EXERCISE AIM: Below are some entries. Copy each line that holds the string "Production".

RECORDS FOR THIS TASK:
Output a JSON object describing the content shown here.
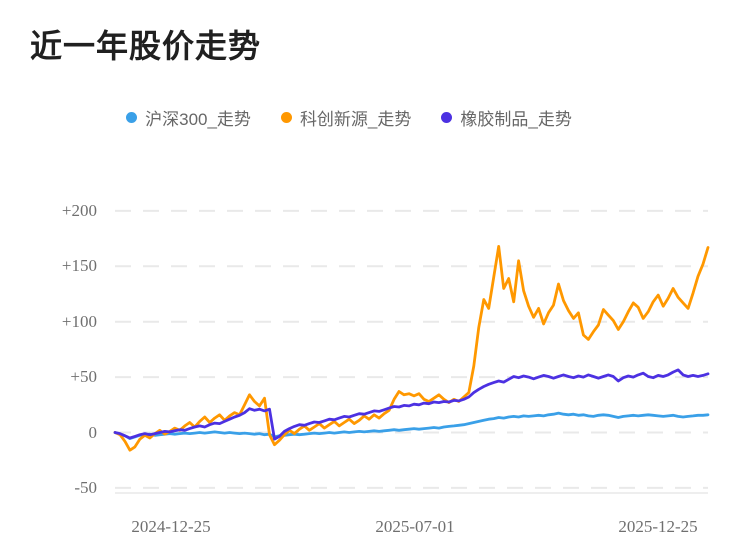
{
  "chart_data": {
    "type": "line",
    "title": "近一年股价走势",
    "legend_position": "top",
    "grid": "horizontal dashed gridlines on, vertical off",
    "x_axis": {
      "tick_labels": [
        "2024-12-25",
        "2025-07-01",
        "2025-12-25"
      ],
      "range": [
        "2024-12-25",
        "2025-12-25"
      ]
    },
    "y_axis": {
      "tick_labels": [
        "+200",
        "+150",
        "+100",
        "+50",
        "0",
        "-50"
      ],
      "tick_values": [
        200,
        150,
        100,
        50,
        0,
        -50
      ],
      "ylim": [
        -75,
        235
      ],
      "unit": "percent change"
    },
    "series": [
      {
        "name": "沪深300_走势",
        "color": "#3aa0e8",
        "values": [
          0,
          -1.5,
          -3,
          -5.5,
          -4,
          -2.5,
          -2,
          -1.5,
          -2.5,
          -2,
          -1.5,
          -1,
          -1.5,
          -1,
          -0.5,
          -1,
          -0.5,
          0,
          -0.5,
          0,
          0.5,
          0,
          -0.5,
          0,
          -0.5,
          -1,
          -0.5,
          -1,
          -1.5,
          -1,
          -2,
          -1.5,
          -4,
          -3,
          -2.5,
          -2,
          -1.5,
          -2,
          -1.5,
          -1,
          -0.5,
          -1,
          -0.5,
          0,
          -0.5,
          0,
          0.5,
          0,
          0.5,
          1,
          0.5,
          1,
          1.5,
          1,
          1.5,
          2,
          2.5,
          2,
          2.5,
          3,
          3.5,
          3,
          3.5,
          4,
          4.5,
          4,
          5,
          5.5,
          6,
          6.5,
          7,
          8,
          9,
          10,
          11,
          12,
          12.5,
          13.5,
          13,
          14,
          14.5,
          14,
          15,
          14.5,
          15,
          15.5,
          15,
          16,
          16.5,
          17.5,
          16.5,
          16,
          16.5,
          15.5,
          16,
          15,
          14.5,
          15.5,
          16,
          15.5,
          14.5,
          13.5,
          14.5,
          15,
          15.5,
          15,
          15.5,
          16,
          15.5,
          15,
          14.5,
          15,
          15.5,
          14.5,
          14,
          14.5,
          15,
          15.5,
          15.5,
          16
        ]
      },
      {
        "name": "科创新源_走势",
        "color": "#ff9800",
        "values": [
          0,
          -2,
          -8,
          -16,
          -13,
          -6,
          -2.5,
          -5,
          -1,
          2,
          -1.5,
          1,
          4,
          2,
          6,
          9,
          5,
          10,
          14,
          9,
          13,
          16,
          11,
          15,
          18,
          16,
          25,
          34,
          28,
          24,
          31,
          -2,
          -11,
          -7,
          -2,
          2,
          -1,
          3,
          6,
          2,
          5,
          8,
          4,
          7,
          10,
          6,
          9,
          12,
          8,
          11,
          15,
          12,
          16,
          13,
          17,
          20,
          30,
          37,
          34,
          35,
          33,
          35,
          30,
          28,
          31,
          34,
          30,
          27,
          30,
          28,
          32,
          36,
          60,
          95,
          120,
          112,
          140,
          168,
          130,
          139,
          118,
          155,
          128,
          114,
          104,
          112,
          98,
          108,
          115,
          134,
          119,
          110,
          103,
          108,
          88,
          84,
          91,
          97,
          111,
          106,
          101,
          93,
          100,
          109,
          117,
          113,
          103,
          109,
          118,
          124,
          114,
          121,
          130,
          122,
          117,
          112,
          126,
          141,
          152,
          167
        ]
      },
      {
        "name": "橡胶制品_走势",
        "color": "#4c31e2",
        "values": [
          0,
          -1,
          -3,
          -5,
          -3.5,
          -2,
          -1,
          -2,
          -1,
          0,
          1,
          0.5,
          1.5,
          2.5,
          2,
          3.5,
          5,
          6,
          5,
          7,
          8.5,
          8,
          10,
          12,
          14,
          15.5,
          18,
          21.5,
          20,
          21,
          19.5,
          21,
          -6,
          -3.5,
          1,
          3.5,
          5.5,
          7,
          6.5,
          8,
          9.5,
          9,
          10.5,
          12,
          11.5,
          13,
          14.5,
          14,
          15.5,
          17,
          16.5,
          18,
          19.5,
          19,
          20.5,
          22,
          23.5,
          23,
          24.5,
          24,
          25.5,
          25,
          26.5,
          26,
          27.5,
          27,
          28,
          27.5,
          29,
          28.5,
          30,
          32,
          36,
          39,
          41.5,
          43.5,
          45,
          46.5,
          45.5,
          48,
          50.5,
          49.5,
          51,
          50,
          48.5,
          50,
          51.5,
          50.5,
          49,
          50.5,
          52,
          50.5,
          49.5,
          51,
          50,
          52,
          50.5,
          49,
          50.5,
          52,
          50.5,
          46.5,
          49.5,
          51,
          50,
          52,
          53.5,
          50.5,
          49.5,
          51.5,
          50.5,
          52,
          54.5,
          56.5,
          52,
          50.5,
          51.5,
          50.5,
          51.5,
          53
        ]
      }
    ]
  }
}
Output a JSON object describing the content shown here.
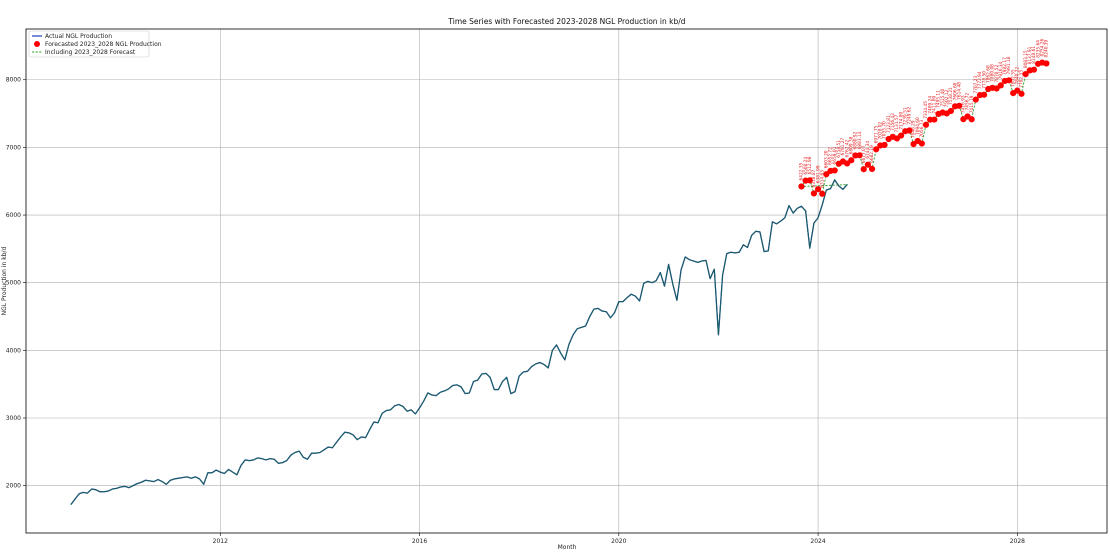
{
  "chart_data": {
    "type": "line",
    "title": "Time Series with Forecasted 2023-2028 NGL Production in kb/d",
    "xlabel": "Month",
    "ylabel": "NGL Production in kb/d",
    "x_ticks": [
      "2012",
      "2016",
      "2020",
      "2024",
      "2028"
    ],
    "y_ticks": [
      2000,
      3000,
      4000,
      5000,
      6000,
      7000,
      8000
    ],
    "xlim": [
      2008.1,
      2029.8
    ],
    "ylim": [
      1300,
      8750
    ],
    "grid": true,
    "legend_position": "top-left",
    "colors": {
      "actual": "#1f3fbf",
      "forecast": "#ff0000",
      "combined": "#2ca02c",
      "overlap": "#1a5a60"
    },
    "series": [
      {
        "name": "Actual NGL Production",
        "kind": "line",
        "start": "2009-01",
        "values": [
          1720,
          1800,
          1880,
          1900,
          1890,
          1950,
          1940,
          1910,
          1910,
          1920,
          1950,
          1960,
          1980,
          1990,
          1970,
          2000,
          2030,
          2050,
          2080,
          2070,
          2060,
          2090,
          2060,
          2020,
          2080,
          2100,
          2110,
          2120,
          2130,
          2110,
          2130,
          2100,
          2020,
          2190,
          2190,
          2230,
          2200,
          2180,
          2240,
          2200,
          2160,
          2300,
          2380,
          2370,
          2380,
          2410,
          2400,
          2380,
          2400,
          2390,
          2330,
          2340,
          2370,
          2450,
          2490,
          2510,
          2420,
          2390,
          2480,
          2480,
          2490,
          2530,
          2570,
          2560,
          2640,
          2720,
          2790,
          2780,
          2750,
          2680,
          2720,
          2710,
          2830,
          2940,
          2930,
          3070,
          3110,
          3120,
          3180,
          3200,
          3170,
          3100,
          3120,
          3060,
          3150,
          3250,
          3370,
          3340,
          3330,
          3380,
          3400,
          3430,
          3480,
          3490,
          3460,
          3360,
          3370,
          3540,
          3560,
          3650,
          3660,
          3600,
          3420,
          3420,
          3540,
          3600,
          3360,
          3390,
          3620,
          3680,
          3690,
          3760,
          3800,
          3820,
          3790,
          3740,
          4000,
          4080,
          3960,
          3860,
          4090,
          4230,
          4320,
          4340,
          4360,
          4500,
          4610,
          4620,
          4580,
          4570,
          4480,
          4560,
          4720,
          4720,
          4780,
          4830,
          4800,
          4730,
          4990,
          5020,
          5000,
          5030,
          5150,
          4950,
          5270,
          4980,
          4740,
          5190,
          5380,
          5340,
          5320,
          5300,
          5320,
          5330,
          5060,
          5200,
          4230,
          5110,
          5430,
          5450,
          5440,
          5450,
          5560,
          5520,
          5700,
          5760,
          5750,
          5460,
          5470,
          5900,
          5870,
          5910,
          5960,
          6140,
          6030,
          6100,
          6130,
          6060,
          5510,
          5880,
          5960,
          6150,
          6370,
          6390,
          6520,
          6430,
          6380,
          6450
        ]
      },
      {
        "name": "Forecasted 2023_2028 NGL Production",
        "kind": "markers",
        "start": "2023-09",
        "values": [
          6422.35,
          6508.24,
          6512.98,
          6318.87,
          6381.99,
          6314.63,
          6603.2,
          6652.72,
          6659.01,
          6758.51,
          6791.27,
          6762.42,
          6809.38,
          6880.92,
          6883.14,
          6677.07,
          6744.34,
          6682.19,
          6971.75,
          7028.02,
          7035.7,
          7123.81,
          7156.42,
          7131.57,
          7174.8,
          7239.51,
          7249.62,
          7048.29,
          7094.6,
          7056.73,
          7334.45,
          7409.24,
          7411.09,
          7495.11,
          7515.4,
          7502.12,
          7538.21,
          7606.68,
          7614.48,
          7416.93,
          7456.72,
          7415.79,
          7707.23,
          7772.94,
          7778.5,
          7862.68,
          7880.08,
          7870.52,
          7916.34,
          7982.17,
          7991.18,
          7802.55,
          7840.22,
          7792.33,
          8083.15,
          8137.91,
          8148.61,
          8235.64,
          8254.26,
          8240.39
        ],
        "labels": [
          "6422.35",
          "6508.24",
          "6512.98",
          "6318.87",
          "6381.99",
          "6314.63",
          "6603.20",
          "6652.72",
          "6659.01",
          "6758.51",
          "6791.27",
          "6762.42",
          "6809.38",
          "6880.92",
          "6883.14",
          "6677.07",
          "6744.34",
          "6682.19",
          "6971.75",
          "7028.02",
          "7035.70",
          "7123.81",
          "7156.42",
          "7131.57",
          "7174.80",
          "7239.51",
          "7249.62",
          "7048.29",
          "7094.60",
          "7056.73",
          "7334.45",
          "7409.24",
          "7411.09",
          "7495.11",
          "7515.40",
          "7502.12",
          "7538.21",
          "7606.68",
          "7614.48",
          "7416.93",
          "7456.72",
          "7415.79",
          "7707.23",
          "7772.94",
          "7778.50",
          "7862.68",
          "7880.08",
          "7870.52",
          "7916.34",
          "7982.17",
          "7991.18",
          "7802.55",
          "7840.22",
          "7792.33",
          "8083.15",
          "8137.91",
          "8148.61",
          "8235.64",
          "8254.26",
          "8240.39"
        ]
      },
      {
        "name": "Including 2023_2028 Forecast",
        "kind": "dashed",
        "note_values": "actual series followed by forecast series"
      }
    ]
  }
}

EXERCISE SOLUTION:
    "title": "Time Series with Forecasted 2023-2028 NGL Production in kb/d",
    "ylabel": "NGL Production in kb/d",
        "name": "Actual NGL Production",
        "name": "Forecasted 2023_2028 NGL Production",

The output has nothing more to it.